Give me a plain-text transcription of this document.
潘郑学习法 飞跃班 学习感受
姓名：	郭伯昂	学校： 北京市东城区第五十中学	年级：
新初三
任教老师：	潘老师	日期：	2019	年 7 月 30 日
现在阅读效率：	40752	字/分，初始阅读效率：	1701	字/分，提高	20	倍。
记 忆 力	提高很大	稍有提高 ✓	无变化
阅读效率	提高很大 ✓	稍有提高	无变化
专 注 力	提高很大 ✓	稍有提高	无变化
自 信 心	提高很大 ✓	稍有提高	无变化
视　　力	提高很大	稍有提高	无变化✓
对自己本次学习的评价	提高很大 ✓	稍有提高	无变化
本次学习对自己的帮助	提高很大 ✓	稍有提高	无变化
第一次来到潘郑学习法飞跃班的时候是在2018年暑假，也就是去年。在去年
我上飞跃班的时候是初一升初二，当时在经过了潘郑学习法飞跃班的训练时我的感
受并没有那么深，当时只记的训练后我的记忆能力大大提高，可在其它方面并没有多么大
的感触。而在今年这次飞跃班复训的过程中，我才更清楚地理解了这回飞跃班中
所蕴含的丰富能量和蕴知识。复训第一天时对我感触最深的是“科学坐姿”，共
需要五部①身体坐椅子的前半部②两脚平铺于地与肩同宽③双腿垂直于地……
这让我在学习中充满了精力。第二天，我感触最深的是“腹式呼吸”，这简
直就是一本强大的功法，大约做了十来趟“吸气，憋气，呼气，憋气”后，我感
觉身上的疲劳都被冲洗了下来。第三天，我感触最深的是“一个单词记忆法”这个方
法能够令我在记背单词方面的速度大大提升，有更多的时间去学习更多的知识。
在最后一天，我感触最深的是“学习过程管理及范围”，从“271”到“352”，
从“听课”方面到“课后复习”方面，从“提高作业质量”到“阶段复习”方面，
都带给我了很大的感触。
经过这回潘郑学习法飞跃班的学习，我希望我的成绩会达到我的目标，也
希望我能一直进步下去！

# # # #

How many of the lines in the listing above hold the word "提高很大"? Report only that figure.

7